- STATED PROBLEM -
Exclude the pictures; give every entry again exactly as written.

- DATA ROWS -
--------------------------------------------------
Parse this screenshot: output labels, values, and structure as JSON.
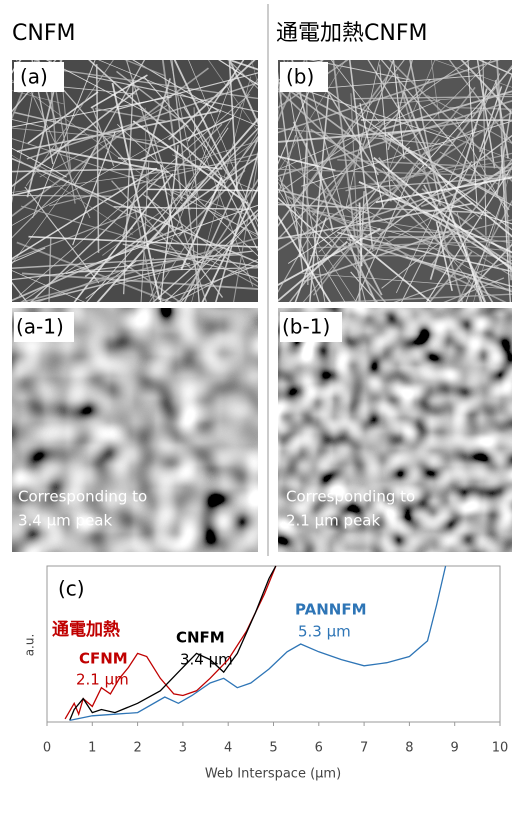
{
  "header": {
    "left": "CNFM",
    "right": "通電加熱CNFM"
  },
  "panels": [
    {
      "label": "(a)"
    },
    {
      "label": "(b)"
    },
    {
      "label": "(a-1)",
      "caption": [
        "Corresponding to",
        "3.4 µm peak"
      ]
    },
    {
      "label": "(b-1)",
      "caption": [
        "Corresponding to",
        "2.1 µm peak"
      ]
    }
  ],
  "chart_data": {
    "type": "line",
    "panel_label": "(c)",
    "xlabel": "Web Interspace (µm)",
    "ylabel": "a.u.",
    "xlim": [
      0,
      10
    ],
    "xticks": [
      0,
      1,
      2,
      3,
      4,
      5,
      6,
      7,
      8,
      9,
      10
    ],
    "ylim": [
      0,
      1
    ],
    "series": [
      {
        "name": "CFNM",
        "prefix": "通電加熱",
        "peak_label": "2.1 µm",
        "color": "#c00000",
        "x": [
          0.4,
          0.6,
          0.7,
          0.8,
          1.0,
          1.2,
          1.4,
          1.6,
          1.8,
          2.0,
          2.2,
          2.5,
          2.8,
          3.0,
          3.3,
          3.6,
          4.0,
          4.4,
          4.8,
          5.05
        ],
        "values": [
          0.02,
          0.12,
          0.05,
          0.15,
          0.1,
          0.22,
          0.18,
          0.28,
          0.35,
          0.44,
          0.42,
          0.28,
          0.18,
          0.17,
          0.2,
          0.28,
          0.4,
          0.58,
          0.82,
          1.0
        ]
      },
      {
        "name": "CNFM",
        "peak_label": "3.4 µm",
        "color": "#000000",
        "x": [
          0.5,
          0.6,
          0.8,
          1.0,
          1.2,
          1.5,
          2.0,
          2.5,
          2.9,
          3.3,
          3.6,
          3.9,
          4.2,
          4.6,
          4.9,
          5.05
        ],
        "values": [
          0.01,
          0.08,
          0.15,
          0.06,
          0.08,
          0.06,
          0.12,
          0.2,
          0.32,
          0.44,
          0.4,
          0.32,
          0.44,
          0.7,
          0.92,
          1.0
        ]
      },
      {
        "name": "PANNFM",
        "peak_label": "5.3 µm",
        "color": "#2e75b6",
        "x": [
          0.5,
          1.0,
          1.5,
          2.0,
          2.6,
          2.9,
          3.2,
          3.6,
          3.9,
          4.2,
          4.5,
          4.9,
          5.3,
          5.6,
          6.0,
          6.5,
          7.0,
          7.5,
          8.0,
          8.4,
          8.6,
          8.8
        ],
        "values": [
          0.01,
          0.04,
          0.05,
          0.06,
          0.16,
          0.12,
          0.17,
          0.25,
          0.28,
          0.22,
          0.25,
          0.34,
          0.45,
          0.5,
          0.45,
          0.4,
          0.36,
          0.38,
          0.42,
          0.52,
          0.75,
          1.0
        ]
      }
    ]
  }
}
--------------------------------------------------
- TASK RESULT -
Parse this screenshot: output labels, values, and structure as JSON.
{
  "header": {
    "left": "CNFM",
    "right": "通電加熱CNFM"
  },
  "panels": [
    {
      "label": "(a)"
    },
    {
      "label": "(b)"
    },
    {
      "label": "(a-1)",
      "caption": [
        "Corresponding to",
        "3.4 µm peak"
      ]
    },
    {
      "label": "(b-1)",
      "caption": [
        "Corresponding to",
        "2.1 µm peak"
      ]
    }
  ],
  "chart_data": {
    "type": "line",
    "panel_label": "(c)",
    "xlabel": "Web Interspace (µm)",
    "ylabel": "a.u.",
    "xlim": [
      0,
      10
    ],
    "xticks": [
      0,
      1,
      2,
      3,
      4,
      5,
      6,
      7,
      8,
      9,
      10
    ],
    "ylim": [
      0,
      1
    ],
    "series": [
      {
        "name": "CFNM",
        "prefix": "通電加熱",
        "peak_label": "2.1 µm",
        "color": "#c00000",
        "x": [
          0.4,
          0.6,
          0.7,
          0.8,
          1.0,
          1.2,
          1.4,
          1.6,
          1.8,
          2.0,
          2.2,
          2.5,
          2.8,
          3.0,
          3.3,
          3.6,
          4.0,
          4.4,
          4.8,
          5.05
        ],
        "values": [
          0.02,
          0.12,
          0.05,
          0.15,
          0.1,
          0.22,
          0.18,
          0.28,
          0.35,
          0.44,
          0.42,
          0.28,
          0.18,
          0.17,
          0.2,
          0.28,
          0.4,
          0.58,
          0.82,
          1.0
        ]
      },
      {
        "name": "CNFM",
        "peak_label": "3.4 µm",
        "color": "#000000",
        "x": [
          0.5,
          0.6,
          0.8,
          1.0,
          1.2,
          1.5,
          2.0,
          2.5,
          2.9,
          3.3,
          3.6,
          3.9,
          4.2,
          4.6,
          4.9,
          5.05
        ],
        "values": [
          0.01,
          0.08,
          0.15,
          0.06,
          0.08,
          0.06,
          0.12,
          0.2,
          0.32,
          0.44,
          0.4,
          0.32,
          0.44,
          0.7,
          0.92,
          1.0
        ]
      },
      {
        "name": "PANNFM",
        "peak_label": "5.3 µm",
        "color": "#2e75b6",
        "x": [
          0.5,
          1.0,
          1.5,
          2.0,
          2.6,
          2.9,
          3.2,
          3.6,
          3.9,
          4.2,
          4.5,
          4.9,
          5.3,
          5.6,
          6.0,
          6.5,
          7.0,
          7.5,
          8.0,
          8.4,
          8.6,
          8.8
        ],
        "values": [
          0.01,
          0.04,
          0.05,
          0.06,
          0.16,
          0.12,
          0.17,
          0.25,
          0.28,
          0.22,
          0.25,
          0.34,
          0.45,
          0.5,
          0.45,
          0.4,
          0.36,
          0.38,
          0.42,
          0.52,
          0.75,
          1.0
        ]
      }
    ]
  }
}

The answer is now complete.